--- STORED RECORDS ---

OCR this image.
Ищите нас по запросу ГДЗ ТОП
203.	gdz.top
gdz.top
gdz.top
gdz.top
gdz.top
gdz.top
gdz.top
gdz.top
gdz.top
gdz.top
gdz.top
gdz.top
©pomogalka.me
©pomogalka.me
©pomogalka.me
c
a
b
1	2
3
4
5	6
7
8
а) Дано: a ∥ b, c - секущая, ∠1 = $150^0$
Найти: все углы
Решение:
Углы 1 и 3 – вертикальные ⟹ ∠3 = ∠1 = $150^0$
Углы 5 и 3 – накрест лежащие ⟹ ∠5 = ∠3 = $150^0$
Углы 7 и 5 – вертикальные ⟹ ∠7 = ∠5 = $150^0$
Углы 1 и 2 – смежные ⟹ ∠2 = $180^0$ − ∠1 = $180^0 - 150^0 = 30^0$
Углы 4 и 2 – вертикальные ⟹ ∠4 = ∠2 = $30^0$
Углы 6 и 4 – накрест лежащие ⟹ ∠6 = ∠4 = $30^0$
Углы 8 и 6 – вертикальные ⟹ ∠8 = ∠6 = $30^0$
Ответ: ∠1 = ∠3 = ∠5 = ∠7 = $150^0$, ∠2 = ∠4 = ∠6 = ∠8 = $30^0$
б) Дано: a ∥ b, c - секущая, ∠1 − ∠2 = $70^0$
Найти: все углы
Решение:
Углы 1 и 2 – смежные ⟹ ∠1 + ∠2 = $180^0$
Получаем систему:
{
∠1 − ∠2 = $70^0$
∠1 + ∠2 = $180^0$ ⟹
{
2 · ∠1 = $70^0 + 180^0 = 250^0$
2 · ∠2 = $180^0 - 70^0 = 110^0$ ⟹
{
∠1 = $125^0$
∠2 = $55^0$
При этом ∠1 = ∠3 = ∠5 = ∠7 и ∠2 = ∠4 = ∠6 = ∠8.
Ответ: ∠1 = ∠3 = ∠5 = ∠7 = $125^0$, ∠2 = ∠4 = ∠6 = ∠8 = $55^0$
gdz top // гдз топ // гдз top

---
--- STORED RECORDS ---

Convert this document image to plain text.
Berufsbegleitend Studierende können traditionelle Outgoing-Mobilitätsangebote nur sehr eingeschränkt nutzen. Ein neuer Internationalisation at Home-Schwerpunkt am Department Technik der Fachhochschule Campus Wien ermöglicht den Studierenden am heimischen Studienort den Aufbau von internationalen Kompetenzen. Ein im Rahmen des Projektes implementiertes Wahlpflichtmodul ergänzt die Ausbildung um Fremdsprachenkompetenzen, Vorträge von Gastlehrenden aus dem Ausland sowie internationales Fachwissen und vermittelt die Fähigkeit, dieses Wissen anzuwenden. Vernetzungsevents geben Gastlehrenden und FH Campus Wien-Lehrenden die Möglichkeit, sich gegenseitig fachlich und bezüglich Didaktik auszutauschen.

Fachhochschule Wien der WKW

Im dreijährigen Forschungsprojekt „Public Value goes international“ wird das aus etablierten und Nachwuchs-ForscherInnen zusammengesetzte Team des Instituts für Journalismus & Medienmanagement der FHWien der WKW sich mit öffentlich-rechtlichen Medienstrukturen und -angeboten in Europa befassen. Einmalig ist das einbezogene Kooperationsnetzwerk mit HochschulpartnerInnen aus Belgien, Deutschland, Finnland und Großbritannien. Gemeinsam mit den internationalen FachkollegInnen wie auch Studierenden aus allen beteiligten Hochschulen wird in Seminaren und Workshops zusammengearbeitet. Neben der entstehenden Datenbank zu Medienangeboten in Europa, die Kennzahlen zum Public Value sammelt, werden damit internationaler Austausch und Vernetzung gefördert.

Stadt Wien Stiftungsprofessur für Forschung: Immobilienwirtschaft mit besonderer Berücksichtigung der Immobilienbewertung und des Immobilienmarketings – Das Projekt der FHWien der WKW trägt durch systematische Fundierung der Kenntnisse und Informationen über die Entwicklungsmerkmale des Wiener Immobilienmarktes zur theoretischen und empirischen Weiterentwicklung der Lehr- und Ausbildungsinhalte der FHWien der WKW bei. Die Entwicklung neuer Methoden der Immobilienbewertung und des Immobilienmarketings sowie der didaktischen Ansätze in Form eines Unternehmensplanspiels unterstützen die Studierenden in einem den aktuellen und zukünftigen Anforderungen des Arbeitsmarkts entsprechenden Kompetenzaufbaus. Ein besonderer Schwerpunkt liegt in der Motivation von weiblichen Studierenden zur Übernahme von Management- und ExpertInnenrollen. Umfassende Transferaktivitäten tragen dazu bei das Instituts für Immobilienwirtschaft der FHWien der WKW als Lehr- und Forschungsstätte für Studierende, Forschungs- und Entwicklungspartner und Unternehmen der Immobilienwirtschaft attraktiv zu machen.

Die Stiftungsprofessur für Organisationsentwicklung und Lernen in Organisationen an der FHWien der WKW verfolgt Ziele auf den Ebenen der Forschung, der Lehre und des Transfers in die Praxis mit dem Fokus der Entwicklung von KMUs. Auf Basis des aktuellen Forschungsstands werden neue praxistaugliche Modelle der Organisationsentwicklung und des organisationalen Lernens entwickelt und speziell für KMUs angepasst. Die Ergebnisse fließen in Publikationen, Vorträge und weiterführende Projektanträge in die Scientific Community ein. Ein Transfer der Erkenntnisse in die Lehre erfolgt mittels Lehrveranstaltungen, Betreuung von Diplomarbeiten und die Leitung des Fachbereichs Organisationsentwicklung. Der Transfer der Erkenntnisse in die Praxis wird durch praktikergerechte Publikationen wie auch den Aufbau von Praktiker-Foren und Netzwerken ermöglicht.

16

---
--- STORED RECORDS ---

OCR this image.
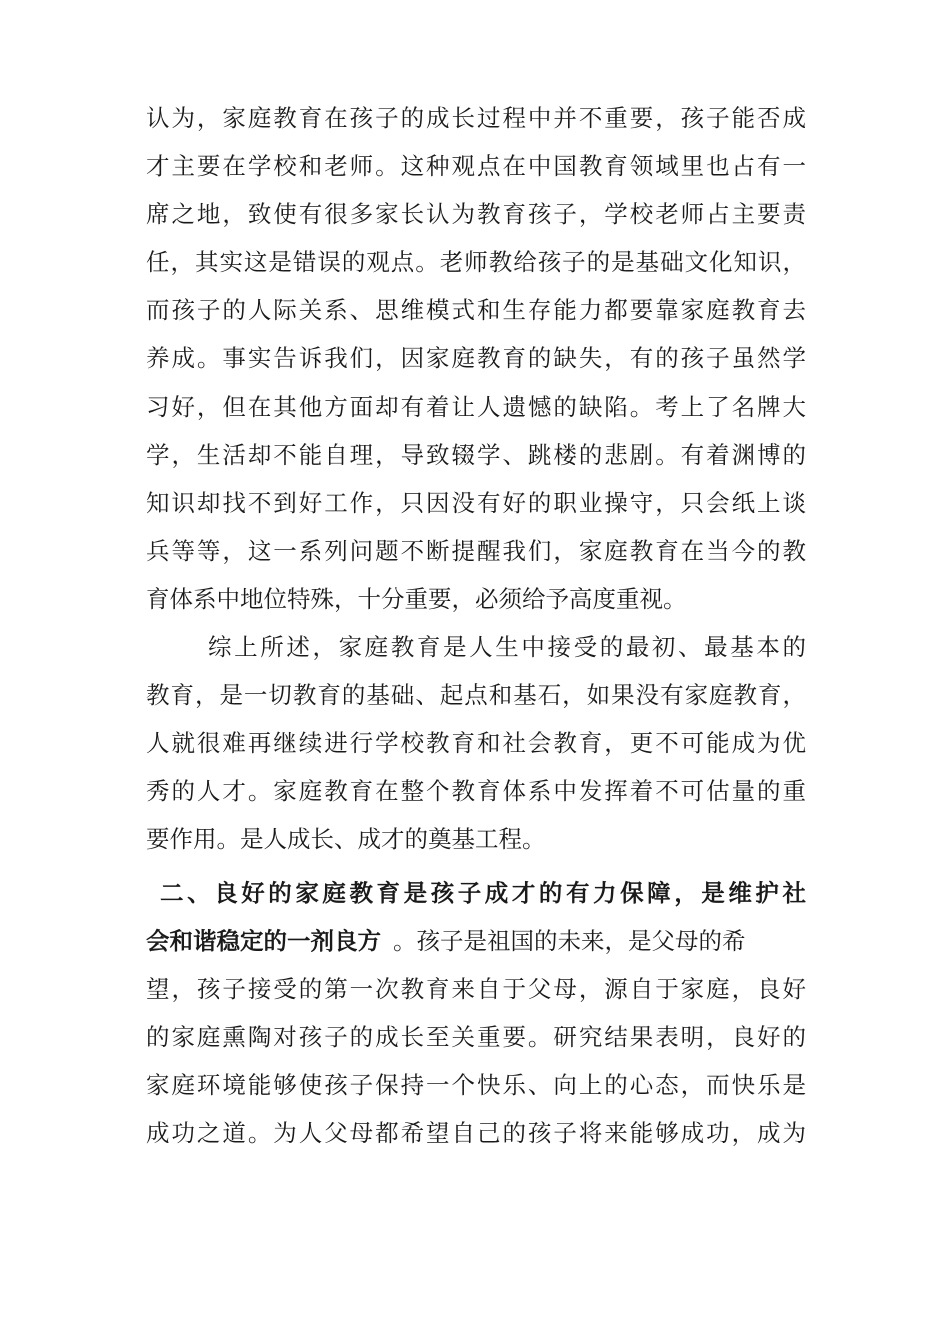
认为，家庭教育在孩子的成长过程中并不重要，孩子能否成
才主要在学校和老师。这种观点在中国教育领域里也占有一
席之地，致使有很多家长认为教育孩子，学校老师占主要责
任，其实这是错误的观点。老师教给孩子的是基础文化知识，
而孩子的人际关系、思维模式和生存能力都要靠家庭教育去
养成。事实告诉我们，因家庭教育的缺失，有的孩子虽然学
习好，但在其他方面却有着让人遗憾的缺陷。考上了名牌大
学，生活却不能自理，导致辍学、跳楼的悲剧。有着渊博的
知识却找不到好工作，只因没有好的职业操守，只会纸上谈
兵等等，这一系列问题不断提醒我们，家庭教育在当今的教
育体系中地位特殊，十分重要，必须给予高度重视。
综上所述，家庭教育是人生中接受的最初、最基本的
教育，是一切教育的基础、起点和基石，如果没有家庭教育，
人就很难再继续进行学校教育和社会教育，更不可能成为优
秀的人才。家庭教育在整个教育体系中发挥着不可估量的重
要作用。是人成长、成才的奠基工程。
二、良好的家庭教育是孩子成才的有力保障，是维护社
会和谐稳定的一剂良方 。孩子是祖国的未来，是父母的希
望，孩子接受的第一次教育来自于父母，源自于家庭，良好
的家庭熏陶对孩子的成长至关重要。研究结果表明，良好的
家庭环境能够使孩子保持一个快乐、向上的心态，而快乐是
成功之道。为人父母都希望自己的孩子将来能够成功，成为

---

**WHAT YOU HAVE TO DO**: From the data, list each line in which the string "neuer" appears.

**RESULT OF THE EXERCISE**:
Berufsbegleitend Studierende können traditionelle Outgoing-Mobilitätsangebote nur sehr eingeschränkt nutzen. Ein neuer Internationalisation at Home-Schwerpunkt am Department Technik der Fachhochschule Campus Wien ermöglicht den Studierenden am heimischen Studienort den Aufbau von internationalen Kompetenzen. Ein im Rahmen des Projektes implementiertes Wahlpflichtmodul ergänzt die Ausbildung um Fremdsprachenkompetenzen, Vorträge von Gastlehrenden aus dem Ausland sowie internationales Fachwissen und vermittelt die Fähigkeit, dieses Wissen anzuwenden. Vernetzungsevents geben Gastlehrenden und FH Campus Wien-Lehrenden die Möglichkeit, sich gegenseitig fachlich und bezüglich Didaktik auszutauschen.
Stadt Wien Stiftungsprofessur für Forschung: Immobilienwirtschaft mit besonderer Berücksichtigung der Immobilienbewertung und des Immobilienmarketings – Das Projekt der FHWien der WKW trägt durch systematische Fundierung der Kenntnisse und Informationen über die Entwicklungsmerkmale des Wiener Immobilienmarktes zur theoretischen und empirischen Weiterentwicklung der Lehr- und Ausbildungsinhalte der FHWien der WKW bei. Die Entwicklung neuer Methoden der Immobilienbewertung und des Immobilienmarketings sowie der didaktischen Ansätze in Form eines Unternehmensplanspiels unterstützen die Studierenden in einem den aktuellen und zukünftigen Anforderungen des Arbeitsmarkts entsprechenden Kompetenzaufbaus. Ein besonderer Schwerpunkt liegt in der Motivation von weiblichen Studierenden zur Übernahme von Management- und ExpertInnenrollen. Umfassende Transferaktivitäten tragen dazu bei das Instituts für Immobilienwirtschaft der FHWien der WKW als Lehr- und Forschungsstätte für Studierende, Forschungs- und Entwicklungspartner und Unternehmen der Immobilienwirtschaft attraktiv zu machen.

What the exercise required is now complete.